Read the records below. Copy each line where the string "wird" occurs.
>>>>
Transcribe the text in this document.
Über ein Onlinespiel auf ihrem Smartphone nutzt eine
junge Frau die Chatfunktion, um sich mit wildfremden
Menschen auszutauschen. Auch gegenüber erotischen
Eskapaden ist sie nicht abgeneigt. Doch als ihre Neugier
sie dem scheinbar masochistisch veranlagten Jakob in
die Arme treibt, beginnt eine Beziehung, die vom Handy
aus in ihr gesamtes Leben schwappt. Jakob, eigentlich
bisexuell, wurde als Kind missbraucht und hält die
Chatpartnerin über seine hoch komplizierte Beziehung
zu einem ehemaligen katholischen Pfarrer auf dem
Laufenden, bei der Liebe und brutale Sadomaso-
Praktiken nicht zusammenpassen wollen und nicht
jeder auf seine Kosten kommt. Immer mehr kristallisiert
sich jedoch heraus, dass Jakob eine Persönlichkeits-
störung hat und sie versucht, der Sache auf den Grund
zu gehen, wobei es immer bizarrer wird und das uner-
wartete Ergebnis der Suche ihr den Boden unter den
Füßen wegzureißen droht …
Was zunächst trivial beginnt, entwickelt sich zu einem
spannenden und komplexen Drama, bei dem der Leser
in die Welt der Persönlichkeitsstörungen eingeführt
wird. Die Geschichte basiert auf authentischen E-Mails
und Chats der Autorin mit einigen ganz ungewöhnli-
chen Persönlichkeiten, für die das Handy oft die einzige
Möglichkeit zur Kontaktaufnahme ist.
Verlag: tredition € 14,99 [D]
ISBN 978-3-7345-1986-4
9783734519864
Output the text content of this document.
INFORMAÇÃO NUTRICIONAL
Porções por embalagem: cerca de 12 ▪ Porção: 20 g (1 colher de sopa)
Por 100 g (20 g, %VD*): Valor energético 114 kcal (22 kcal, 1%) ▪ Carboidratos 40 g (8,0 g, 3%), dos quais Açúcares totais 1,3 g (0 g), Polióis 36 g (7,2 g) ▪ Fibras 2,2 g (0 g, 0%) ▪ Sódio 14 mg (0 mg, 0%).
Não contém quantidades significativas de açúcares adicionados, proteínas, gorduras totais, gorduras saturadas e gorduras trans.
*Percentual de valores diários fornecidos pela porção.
<<<<
_Problem solution_.
zu gehen, wobei es immer bizarrer wird und das uner-
wird. Die Geschichte basiert auf authentischen E-Mails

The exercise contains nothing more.